WHAT IS EXPECTED >> Read the records and write them out again exactly.

WORKING DATA >>
↓↓↓

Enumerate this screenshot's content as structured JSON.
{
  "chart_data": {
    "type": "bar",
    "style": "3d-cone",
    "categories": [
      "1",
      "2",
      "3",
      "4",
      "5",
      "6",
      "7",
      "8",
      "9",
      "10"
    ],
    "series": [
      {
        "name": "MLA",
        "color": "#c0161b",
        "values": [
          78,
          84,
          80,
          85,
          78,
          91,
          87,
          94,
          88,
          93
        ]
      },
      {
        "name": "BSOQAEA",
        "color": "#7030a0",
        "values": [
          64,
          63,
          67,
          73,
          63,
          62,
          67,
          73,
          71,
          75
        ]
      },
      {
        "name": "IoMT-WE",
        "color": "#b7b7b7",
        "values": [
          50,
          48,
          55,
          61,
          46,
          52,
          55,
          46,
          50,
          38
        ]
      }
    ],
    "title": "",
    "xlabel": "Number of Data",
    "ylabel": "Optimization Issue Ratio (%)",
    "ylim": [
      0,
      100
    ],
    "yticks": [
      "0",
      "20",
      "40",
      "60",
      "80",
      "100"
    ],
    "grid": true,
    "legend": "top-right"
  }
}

↑↑↑

RESPONSE FOR THIS EXERCISE >>
Enumerate this screenshot's content as structured JSON.
{
  "chart_data": {
    "type": "bar",
    "style": "3d-cone",
    "categories": [
      "1",
      "2",
      "3",
      "4",
      "5",
      "6",
      "7",
      "8",
      "9",
      "10"
    ],
    "series": [
      {
        "name": "MLA",
        "color": "#c0161b",
        "values": [
          78,
          84,
          80,
          85,
          78,
          91,
          87,
          94,
          88,
          93
        ]
      },
      {
        "name": "BSOQAEA",
        "color": "#7030a0",
        "values": [
          64,
          63,
          67,
          73,
          63,
          62,
          67,
          73,
          71,
          75
        ]
      },
      {
        "name": "IoMT-WE",
        "color": "#b7b7b7",
        "values": [
          50,
          48,
          55,
          61,
          46,
          52,
          55,
          46,
          50,
          38
        ]
      }
    ],
    "title": "",
    "xlabel": "Number of Data",
    "ylabel": "Optimization Issue Ratio (%)",
    "ylim": [
      0,
      100
    ],
    "yticks": [
      "0",
      "20",
      "40",
      "60",
      "80",
      "100"
    ],
    "grid": true,
    "legend": "top-right"
  }
}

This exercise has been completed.